* **Extracted entries**
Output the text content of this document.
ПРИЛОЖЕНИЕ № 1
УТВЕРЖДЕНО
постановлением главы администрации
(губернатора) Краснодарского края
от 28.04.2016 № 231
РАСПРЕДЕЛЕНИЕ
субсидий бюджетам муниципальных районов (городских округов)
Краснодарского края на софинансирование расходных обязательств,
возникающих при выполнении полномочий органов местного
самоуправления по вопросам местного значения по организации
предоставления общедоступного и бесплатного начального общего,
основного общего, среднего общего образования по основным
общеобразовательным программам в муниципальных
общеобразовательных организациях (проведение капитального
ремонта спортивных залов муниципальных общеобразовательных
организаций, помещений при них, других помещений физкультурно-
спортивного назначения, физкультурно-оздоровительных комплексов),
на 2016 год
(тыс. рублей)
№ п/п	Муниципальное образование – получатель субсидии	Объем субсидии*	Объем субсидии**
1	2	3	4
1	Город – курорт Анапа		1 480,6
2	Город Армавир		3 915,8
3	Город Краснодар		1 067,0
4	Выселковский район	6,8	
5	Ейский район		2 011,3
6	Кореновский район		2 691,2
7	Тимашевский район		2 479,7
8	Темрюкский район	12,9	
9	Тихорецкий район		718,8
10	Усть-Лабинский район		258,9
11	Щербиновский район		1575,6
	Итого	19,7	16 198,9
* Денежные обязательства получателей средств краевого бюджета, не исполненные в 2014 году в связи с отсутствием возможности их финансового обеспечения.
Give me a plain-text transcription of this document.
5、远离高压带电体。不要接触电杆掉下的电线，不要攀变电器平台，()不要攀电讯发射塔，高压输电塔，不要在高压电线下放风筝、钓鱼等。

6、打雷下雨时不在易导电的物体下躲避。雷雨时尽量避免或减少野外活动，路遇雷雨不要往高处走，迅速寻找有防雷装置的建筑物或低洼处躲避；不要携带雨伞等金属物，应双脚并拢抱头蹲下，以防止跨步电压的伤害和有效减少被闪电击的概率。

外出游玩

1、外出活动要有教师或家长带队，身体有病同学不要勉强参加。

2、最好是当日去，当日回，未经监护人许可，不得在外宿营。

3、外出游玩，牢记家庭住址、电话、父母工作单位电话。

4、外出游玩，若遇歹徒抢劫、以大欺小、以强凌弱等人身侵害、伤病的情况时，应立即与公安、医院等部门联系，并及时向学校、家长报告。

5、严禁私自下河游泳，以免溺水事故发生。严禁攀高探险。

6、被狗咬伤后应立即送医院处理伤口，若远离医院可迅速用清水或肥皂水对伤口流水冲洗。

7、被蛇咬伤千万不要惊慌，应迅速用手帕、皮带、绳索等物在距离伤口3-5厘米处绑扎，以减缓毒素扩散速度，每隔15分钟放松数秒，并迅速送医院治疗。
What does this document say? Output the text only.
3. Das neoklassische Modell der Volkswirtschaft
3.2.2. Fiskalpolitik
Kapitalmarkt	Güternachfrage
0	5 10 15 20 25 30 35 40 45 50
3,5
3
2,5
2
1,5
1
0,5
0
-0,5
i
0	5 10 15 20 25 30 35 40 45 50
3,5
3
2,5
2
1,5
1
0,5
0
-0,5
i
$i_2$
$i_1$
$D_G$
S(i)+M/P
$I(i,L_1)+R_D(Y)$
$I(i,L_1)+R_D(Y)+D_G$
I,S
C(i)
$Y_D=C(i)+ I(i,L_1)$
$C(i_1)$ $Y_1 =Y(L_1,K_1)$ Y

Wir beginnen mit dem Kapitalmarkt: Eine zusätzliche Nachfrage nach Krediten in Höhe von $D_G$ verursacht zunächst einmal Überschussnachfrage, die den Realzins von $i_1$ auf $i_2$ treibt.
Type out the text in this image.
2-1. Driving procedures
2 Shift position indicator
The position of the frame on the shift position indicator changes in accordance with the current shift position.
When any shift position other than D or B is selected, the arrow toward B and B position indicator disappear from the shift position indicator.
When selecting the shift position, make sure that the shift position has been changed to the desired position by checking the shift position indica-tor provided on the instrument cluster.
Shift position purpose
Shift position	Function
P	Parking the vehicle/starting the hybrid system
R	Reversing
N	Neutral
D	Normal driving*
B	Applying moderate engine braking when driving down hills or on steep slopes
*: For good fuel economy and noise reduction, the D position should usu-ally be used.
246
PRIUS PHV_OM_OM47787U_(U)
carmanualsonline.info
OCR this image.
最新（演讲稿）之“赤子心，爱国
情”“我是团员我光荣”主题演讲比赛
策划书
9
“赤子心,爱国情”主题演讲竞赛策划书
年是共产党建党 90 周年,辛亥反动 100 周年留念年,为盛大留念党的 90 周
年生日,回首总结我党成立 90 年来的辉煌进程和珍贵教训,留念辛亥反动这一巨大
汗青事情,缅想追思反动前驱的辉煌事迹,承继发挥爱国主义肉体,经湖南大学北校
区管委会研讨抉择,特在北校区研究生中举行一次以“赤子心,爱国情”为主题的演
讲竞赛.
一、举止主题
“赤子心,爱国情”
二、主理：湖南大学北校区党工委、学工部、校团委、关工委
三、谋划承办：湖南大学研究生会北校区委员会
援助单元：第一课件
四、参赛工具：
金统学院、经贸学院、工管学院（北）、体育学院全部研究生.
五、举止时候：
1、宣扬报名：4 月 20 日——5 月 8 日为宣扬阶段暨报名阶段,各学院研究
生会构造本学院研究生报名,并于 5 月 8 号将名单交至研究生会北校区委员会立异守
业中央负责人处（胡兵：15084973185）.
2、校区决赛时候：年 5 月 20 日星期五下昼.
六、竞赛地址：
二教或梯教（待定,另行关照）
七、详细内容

* **Brief**
Copy each line above that contains the word "text".

* **The solution**
Output the text content of this document.
Give me a plain-text transcription of this document.
What does this document say? Output the text only.
Type out the text in this image.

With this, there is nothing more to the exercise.